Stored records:
• • •

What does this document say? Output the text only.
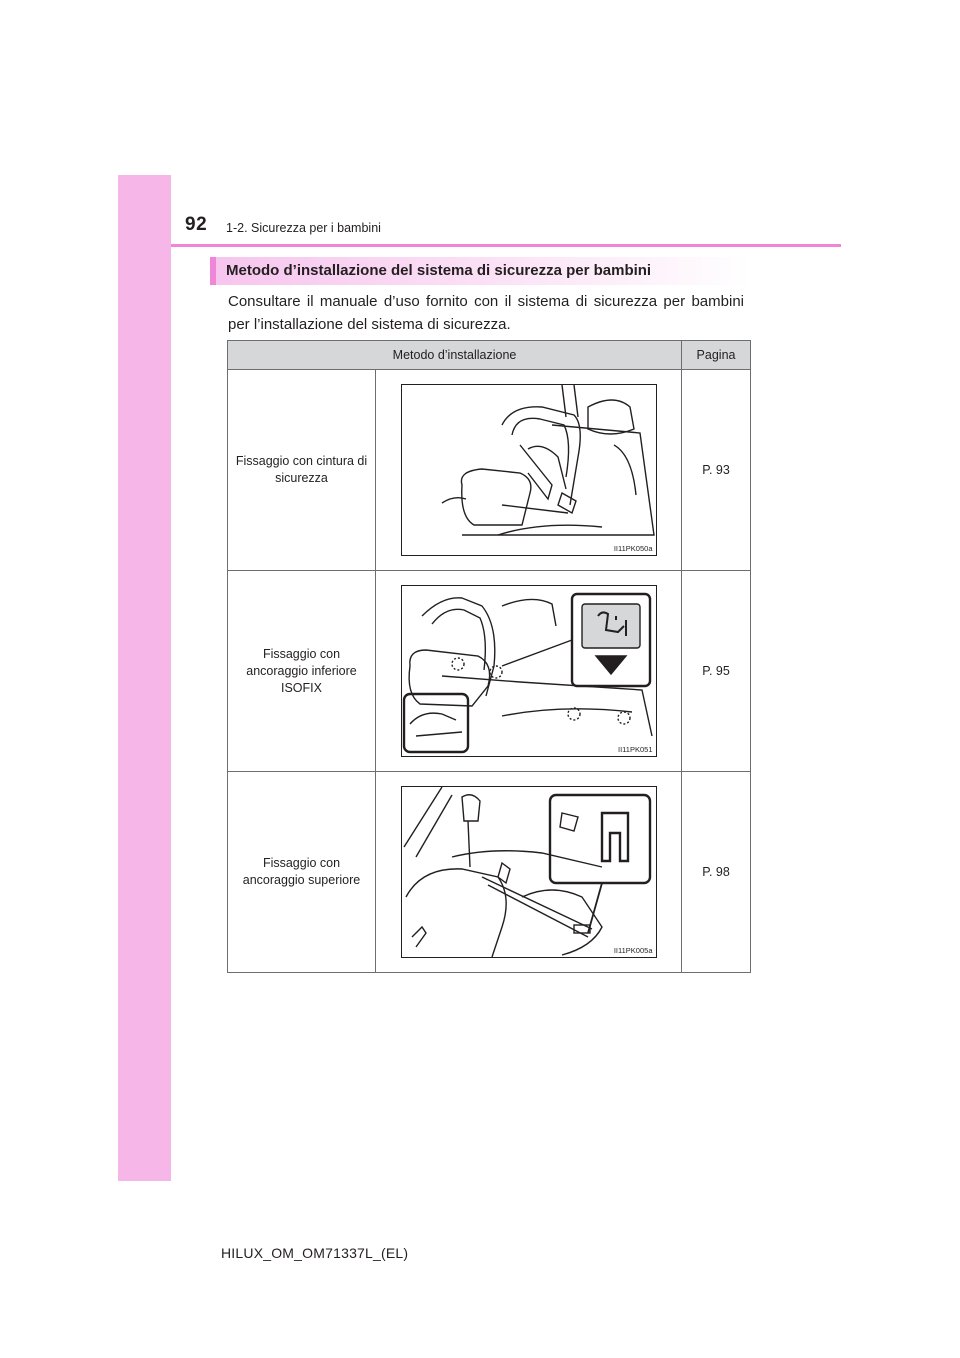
92 1-2. Sicurezza per i bambini
Metodo d’installazione del sistema di sicurezza per bambini

Consultare il manuale d’uso fornito con il sistema di sicurezza per bambini per l’installazione del sistema di sicurezza.

Metodo d’installazione		Pagina
Fissaggio con cintura di sicurezza	II11PK050a	P. 93
Fissaggio con ancoraggio inferiore ISOFIX	II11PK051	P. 95
Fissaggio con ancoraggio superiore	II11PK005a	P. 98
HILUX_OM_OM71337L_(EL)
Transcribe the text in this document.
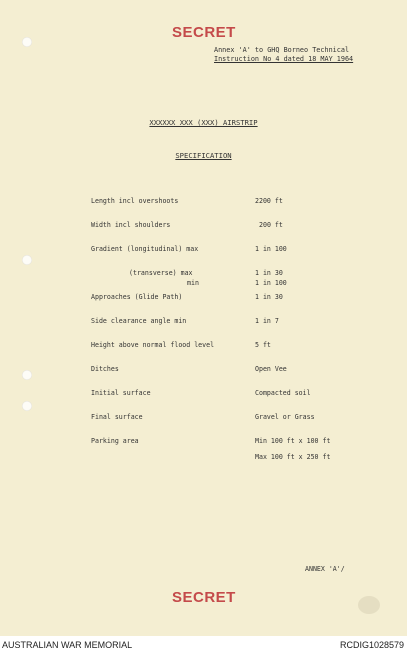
SECRET
Annex 'A' to GHQ Borneo Technical
Instruction No 4 dated 18 MAY 1964
XXXXXX XXX (XXX) AIRSTRIP
SPECIFICATION
Length incl overshoots	2200 ft
Width incl shoulders	200 ft
Gradient (longitudinal) max	1 in 100
(transverse) max	1 in 30
min	1 in 100
Approaches (Glide Path)	1 in 30
Side clearance angle min	1 in 7
Height above normal flood level	5 ft
Ditches	Open Vee
Initial surface	Compacted soil
Final surface	Gravel or Grass
Parking area	Min 100 ft x 100 ft
Max 100 ft x 250 ft
ANNEX 'A'/
SECRET
AUSTRALIAN WAR MEMORIAL	RCDIG1028579
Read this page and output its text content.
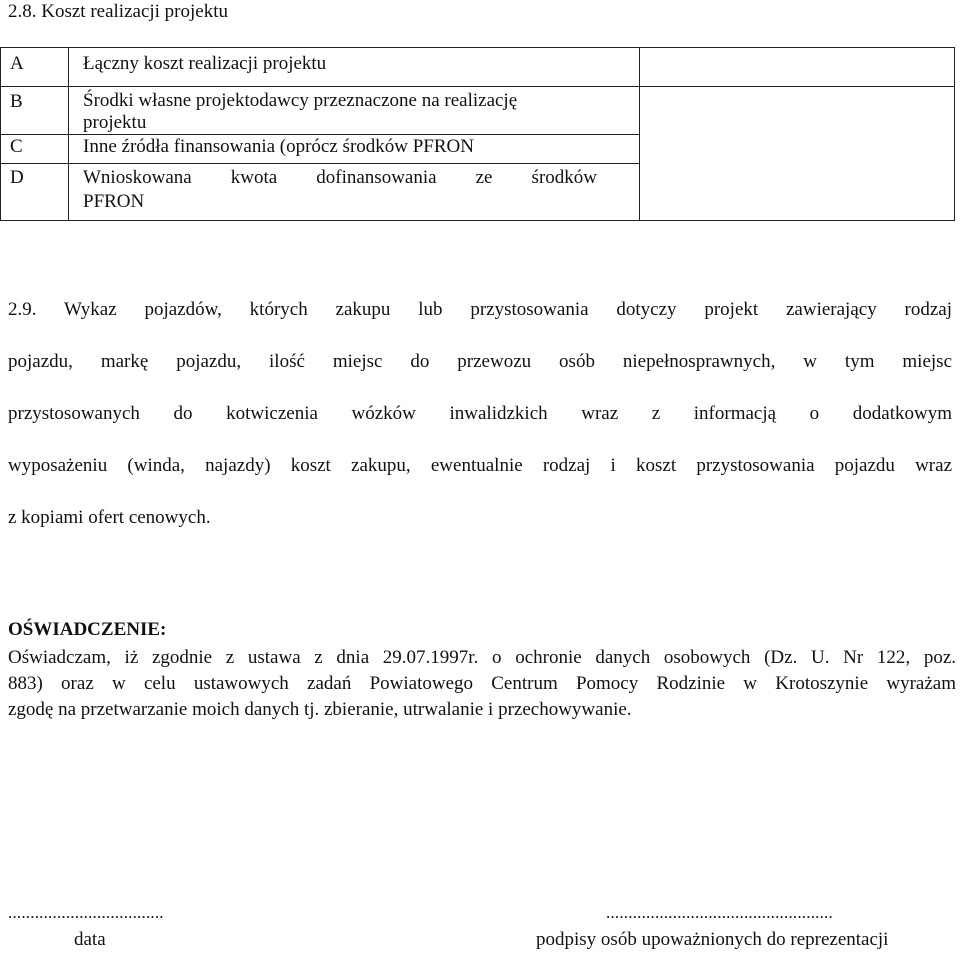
2.8. Koszt realizacji projektu
A	Łączny koszt realizacji projektu	

B	Środki własne projektodawcy przeznaczone na realizację
projektu	

C	Inne źródła finansowania (oprócz środków PFRON	

D	Wnioskowana kwota dofinansowania ze środków
PFRON	
2.9. Wykaz pojazdów, których zakupu lub przystosowania dotyczy projekt zawierający rodzaj
pojazdu, markę pojazdu, ilość miejsc do przewozu osób niepełnosprawnych, w tym miejsc
przystosowanych do kotwiczenia wózków inwalidzkich wraz z informacją o dodatkowym
wyposażeniu (winda, najazdy) koszt zakupu, ewentualnie rodzaj i koszt przystosowania pojazdu wraz
z kopiami ofert cenowych.
OŚWIADCZENIE:
Oświadczam, iż zgodnie z ustawa z dnia 29.07.1997r. o ochronie danych osobowych (Dz. U. Nr 122, poz.
883) oraz w celu ustawowych zadań Powiatowego Centrum Pomocy Rodzinie w Krotoszynie wyrażam
zgodę na przetwarzanie moich danych tj. zbieranie, utrwalanie i przechowywanie.
...................................	...................................................
data	podpisy osób upoważnionych do reprezentacji
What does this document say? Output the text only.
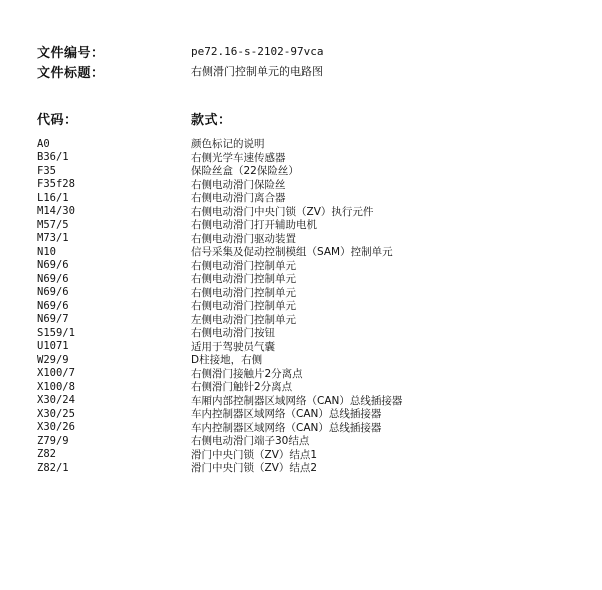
文件编号：	pe72.16-s-2102-97vca
文件标题：	右侧滑门控制单元的电路图
代码：	款式：
A0	颜色标记的说明
B36/1	右侧光学车速传感器
F35	保险丝盒（22保险丝）
F35f28	右侧电动滑门保险丝
L16/1	右侧电动滑门离合器
M14/30	右侧电动滑门中央门锁（ZV）执行元件
M57/5	右侧电动滑门打开辅助电机
M73/1	右侧电动滑门驱动装置
N10	信号采集及促动控制模组（SAM）控制单元
N69/6	右侧电动滑门控制单元
N69/6	右侧电动滑门控制单元
N69/6	右侧电动滑门控制单元
N69/6	右侧电动滑门控制单元
N69/7	左侧电动滑门控制单元
S159/1	右侧电动滑门按钮
U1071	适用于驾驶员气囊
W29/9	D柱接地，右侧
X100/7	右侧滑门接触片2分离点
X100/8	右侧滑门触针2分离点
X30/24	车厢内部控制器区域网络（CAN）总线插接器
X30/25	车内控制器区域网络（CAN）总线插接器
X30/26	车内控制器区域网络（CAN）总线插接器
Z79/9	右侧电动滑门端子30结点
Z82	滑门中央门锁（ZV）结点1
Z82/1	滑门中央门锁（ZV）结点2
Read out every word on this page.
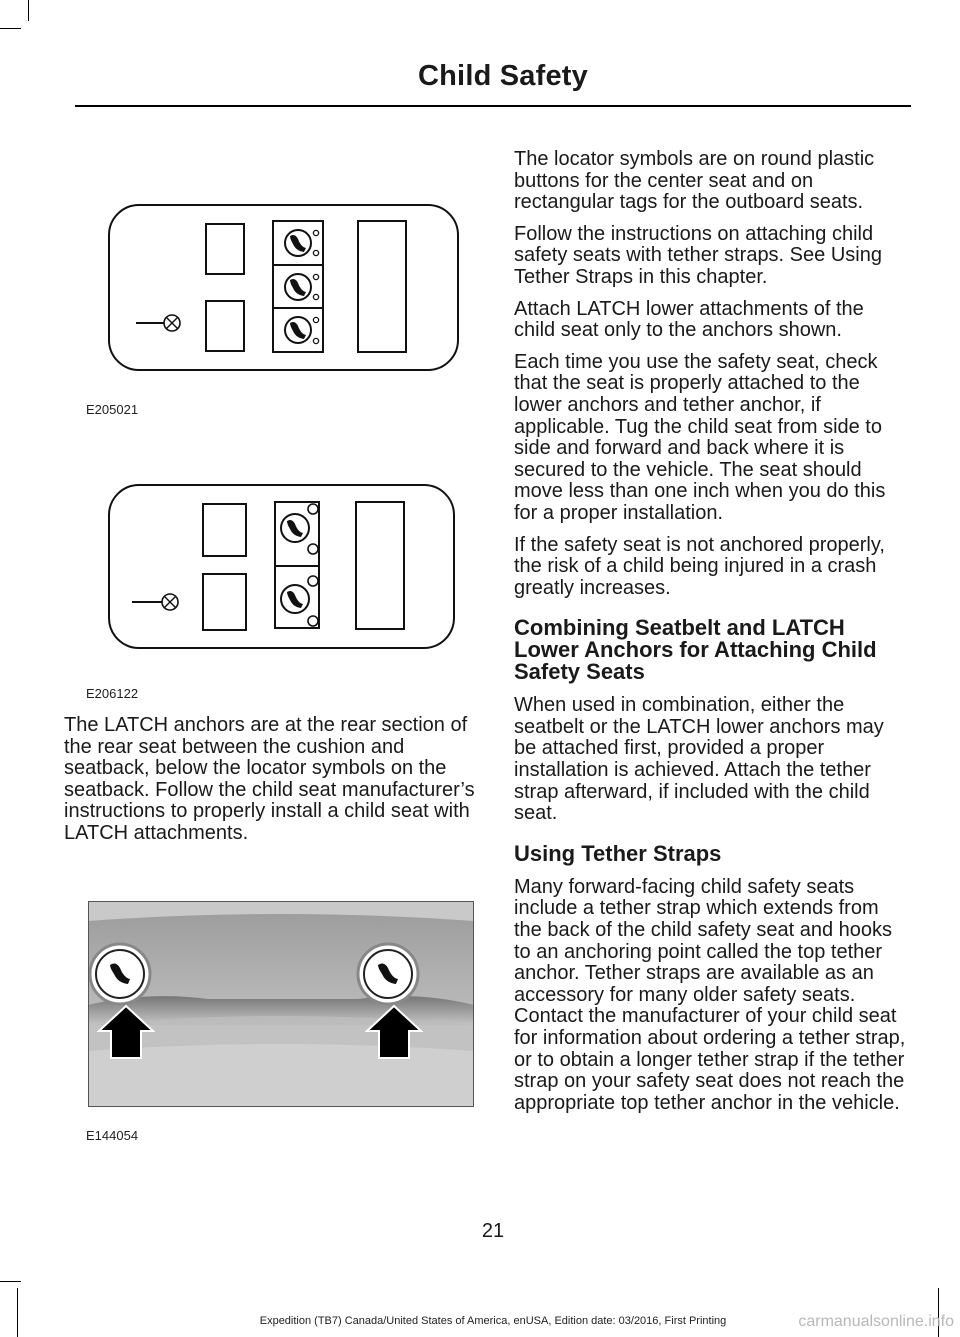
Child Safety
E205021
E206122
E144054

The LATCH anchors are at the rear section of the rear seat between the cushion and seatback, below the locator symbols on the seatback. Follow the child seat manufacturer’s instructions to properly install a child seat with LATCH attachments.

The locator symbols are on round plastic buttons for the center seat and on rectangular tags for the outboard seats.

Follow the instructions on attaching child safety seats with tether straps. See Using Tether Straps in this chapter.

Attach LATCH lower attachments of the child seat only to the anchors shown.

Each time you use the safety seat, check that the seat is properly attached to the lower anchors and tether anchor, if applicable. Tug the child seat from side to side and forward and back where it is secured to the vehicle. The seat should move less than one inch when you do this for a proper installation.

If the safety seat is not anchored properly, the risk of a child being injured in a crash greatly increases.

Combining Seatbelt and LATCH Lower Anchors for Attaching Child Safety Seats

When used in combination, either the seatbelt or the LATCH lower anchors may be attached first, provided a proper installation is achieved. Attach the tether strap afterward, if included with the child seat.

Using Tether Straps

Many forward-facing child safety seats include a tether strap which extends from the back of the child safety seat and hooks to an anchoring point called the top tether anchor. Tether straps are available as an accessory for many older safety seats. Contact the manufacturer of your child seat for information about ordering a tether strap, or to obtain a longer tether strap if the tether strap on your safety seat does not reach the appropriate top tether anchor in the vehicle.

21
Expedition (TB7) Canada/United States of America, enUSA, Edition date: 03/2016, First Printing	carmanualsonline.info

• • •

- Stated task -
Each record must be quoted in full and exactly. Do not include the pictures.

- Answer to this problem -
What does this document say? Output the text only.
92 1-2. Sicurezza per i bambini
Metodo d’installazione del sistema di sicurezza per bambini

Consultare il manuale d’uso fornito con il sistema di sicurezza per bambini per l’installazione del sistema di sicurezza.

Metodo d’installazione		Pagina
Fissaggio con cintura di sicurezza	II11PK050a	P. 93
Fissaggio con ancoraggio inferiore ISOFIX	II11PK051	P. 95
Fissaggio con ancoraggio superiore	II11PK005a	P. 98
HILUX_OM_OM71337L_(EL)
Transcribe the text in this document.
SECRET
Annex 'A' to GHQ Borneo Technical
Instruction No 4 dated 18 MAY 1964
XXXXXX XXX (XXX) AIRSTRIP
SPECIFICATION
Length incl overshoots	2200 ft
Width incl shoulders	200 ft
Gradient (longitudinal) max	1 in 100
(transverse) max	1 in 30
min	1 in 100
Approaches (Glide Path)	1 in 30
Side clearance angle min	1 in 7
Height above normal flood level	5 ft
Ditches	Open Vee
Initial surface	Compacted soil
Final surface	Gravel or Grass
Parking area	Min 100 ft x 100 ft
Max 100 ft x 250 ft
ANNEX 'A'/
SECRET
AUSTRALIAN WAR MEMORIAL	RCDIG1028579
Read this page and output its text content.
2.8. Koszt realizacji projektu
A	Łączny koszt realizacji projektu	

B	Środki własne projektodawcy przeznaczone na realizację
projektu	

C	Inne źródła finansowania (oprócz środków PFRON	

D	Wnioskowana kwota dofinansowania ze środków
PFRON	
2.9. Wykaz pojazdów, których zakupu lub przystosowania dotyczy projekt zawierający rodzaj
pojazdu, markę pojazdu, ilość miejsc do przewozu osób niepełnosprawnych, w tym miejsc
przystosowanych do kotwiczenia wózków inwalidzkich wraz z informacją o dodatkowym
wyposażeniu (winda, najazdy) koszt zakupu, ewentualnie rodzaj i koszt przystosowania pojazdu wraz
z kopiami ofert cenowych.
OŚWIADCZENIE:
Oświadczam, iż zgodnie z ustawa z dnia 29.07.1997r. o ochronie danych osobowych (Dz. U. Nr 122, poz.
883) oraz w celu ustawowych zadań Powiatowego Centrum Pomocy Rodzinie w Krotoszynie wyrażam
zgodę na przetwarzanie moich danych tj. zbieranie, utrwalanie i przechowywanie.
...................................	...................................................
data	podpisy osób upoważnionych do reprezentacji
What does this document say? Output the text only.
文件编号：	pe72.16-s-2102-97vca
文件标题：	右侧滑门控制单元的电路图
代码：	款式：
A0	颜色标记的说明
B36/1	右侧光学车速传感器
F35	保险丝盒（22保险丝）
F35f28	右侧电动滑门保险丝
L16/1	右侧电动滑门离合器
M14/30	右侧电动滑门中央门锁（ZV）执行元件
M57/5	右侧电动滑门打开辅助电机
M73/1	右侧电动滑门驱动装置
N10	信号采集及促动控制模组（SAM）控制单元
N69/6	右侧电动滑门控制单元
N69/6	右侧电动滑门控制单元
N69/6	右侧电动滑门控制单元
N69/6	右侧电动滑门控制单元
N69/7	左侧电动滑门控制单元
S159/1	右侧电动滑门按钮
U1071	适用于驾驶员气囊
W29/9	D柱接地，右侧
X100/7	右侧滑门接触片2分离点
X100/8	右侧滑门触针2分离点
X30/24	车厢内部控制器区域网络（CAN）总线插接器
X30/25	车内控制器区域网络（CAN）总线插接器
X30/26	车内控制器区域网络（CAN）总线插接器
Z79/9	右侧电动滑门端子30结点
Z82	滑门中央门锁（ZV）结点1
Z82/1	滑门中央门锁（ZV）结点2
Read out every word on this page.
Child Safety
E205021
E206122
E144054

The LATCH anchors are at the rear section of the rear seat between the cushion and seatback, below the locator symbols on the seatback. Follow the child seat manufacturer’s instructions to properly install a child seat with LATCH attachments.

The locator symbols are on round plastic buttons for the center seat and on rectangular tags for the outboard seats.

Follow the instructions on attaching child safety seats with tether straps. See Using Tether Straps in this chapter.

Attach LATCH lower attachments of the child seat only to the anchors shown.

Each time you use the safety seat, check that the seat is properly attached to the lower anchors and tether anchor, if applicable. Tug the child seat from side to side and forward and back where it is secured to the vehicle. The seat should move less than one inch when you do this for a proper installation.

If the safety seat is not anchored properly, the risk of a child being injured in a crash greatly increases.

Combining Seatbelt and LATCH Lower Anchors for Attaching Child Safety Seats

When used in combination, either the seatbelt or the LATCH lower anchors may be attached first, provided a proper installation is achieved. Attach the tether strap afterward, if included with the child seat.

Using Tether Straps

Many forward-facing child safety seats include a tether strap which extends from the back of the child safety seat and hooks to an anchoring point called the top tether anchor. Tether straps are available as an accessory for many older safety seats. Contact the manufacturer of your child seat for information about ordering a tether strap, or to obtain a longer tether strap if the tether strap on your safety seat does not reach the appropriate top tether anchor in the vehicle.

21
Expedition (TB7) Canada/United States of America, enUSA, Edition date: 03/2016, First Printing	carmanualsonline.info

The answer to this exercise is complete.